GIVEN INFORMATION -
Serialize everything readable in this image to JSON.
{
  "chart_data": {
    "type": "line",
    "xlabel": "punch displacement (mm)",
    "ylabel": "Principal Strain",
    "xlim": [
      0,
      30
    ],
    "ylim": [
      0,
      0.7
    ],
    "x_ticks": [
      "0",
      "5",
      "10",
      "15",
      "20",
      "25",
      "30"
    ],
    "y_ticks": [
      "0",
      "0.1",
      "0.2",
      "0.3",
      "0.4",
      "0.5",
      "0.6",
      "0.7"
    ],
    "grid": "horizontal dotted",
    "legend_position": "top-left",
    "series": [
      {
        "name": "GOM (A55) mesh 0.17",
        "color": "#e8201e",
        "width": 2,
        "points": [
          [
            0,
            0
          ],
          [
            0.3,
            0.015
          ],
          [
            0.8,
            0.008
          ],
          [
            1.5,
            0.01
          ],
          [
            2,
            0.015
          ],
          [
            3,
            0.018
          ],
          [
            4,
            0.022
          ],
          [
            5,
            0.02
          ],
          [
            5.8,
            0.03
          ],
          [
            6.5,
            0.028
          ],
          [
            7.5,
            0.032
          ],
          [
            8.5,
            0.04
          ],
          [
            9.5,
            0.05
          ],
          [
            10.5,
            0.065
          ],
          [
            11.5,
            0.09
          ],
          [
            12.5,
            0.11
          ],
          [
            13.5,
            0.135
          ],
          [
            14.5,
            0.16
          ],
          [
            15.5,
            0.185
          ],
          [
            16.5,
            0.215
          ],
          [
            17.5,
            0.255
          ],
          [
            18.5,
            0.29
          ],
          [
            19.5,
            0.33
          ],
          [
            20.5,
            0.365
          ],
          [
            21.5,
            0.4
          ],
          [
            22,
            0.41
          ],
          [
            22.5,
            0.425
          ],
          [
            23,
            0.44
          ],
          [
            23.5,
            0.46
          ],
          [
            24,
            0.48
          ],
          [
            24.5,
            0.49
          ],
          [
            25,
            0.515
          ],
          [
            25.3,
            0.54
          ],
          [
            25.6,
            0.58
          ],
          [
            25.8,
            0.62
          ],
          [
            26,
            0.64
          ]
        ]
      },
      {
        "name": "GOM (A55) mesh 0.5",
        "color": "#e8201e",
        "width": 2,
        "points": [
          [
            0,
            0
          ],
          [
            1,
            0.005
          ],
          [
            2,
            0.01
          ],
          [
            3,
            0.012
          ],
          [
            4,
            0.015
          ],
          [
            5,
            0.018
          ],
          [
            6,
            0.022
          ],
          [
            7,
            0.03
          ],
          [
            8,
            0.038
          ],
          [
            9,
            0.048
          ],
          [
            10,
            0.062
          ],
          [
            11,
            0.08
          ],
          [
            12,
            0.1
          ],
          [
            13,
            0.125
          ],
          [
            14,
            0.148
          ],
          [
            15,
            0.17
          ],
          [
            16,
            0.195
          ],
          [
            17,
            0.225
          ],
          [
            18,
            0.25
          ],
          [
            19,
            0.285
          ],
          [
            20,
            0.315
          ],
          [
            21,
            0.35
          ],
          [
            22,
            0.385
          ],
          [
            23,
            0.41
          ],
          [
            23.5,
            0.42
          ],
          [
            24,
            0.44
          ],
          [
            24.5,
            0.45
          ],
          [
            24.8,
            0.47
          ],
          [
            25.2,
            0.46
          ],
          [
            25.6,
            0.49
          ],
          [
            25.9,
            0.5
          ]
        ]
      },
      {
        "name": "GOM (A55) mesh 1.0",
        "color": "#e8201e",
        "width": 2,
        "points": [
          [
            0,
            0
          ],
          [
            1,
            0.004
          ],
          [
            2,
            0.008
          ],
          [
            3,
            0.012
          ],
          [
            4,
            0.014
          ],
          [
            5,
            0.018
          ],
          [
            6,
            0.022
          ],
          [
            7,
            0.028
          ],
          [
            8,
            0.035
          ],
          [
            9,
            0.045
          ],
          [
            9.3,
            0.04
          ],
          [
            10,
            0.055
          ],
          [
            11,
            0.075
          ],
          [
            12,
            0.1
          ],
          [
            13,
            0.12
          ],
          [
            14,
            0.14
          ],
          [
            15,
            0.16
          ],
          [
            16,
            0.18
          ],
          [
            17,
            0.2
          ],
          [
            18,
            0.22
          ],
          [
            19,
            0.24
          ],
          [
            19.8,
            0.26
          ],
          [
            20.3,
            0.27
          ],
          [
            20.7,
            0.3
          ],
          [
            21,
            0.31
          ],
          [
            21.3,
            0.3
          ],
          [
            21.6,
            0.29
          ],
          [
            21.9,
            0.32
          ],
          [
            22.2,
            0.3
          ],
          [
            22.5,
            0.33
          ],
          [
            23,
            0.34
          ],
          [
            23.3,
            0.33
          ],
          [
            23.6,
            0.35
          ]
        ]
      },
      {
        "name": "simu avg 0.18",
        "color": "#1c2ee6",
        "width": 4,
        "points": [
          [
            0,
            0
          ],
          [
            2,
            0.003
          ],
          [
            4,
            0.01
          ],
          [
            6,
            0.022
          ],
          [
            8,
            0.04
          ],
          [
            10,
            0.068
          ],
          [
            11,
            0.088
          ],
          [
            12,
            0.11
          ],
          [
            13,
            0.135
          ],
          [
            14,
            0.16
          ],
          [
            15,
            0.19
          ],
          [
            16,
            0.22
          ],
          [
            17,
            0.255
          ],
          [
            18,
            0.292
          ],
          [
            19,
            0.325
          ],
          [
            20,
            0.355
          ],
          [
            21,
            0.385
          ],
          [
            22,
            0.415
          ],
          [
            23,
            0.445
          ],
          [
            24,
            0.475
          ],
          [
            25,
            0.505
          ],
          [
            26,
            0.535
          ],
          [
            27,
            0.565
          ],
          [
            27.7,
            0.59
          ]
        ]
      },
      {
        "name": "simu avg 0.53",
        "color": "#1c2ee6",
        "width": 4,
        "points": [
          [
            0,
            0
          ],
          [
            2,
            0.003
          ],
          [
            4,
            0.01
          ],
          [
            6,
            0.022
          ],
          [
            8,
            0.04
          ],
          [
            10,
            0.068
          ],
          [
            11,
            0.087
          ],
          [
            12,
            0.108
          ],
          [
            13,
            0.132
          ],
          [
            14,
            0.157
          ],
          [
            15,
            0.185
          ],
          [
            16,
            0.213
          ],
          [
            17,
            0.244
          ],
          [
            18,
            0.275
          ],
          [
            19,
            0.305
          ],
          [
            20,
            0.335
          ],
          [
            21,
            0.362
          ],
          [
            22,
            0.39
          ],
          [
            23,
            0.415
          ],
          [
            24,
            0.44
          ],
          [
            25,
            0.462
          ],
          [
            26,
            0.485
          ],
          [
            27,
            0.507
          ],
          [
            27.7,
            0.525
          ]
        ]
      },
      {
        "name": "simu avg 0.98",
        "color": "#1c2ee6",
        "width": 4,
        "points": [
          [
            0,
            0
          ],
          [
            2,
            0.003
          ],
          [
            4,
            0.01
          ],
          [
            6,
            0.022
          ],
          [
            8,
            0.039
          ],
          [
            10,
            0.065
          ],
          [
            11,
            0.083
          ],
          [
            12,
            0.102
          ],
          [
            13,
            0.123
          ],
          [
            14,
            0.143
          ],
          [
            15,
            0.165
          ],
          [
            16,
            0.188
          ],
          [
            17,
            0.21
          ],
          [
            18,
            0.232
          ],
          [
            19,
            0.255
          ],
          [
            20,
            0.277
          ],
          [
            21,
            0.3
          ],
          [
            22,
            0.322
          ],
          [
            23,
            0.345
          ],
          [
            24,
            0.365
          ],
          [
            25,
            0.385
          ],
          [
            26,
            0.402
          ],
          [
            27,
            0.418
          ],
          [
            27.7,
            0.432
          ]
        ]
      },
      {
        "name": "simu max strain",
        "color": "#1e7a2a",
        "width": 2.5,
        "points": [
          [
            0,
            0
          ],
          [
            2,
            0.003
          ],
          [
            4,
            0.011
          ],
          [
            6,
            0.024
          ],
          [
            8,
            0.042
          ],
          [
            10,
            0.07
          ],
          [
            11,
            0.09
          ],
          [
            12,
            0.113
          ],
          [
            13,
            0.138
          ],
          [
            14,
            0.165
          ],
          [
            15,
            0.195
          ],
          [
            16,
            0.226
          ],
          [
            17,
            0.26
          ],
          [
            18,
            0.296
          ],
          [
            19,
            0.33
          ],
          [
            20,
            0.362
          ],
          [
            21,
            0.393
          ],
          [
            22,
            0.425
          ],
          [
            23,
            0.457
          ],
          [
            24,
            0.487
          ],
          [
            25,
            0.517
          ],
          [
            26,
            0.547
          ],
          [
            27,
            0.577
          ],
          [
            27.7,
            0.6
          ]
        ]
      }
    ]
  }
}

PROMPT -
Copy out every line from the records that has the word "simu".

OUTPUT FOR THIS EXERCISE -
        "name": "simu avg 0.18",
        "name": "simu avg 0.53",
        "name": "simu avg 0.98",
        "name": "simu max strain",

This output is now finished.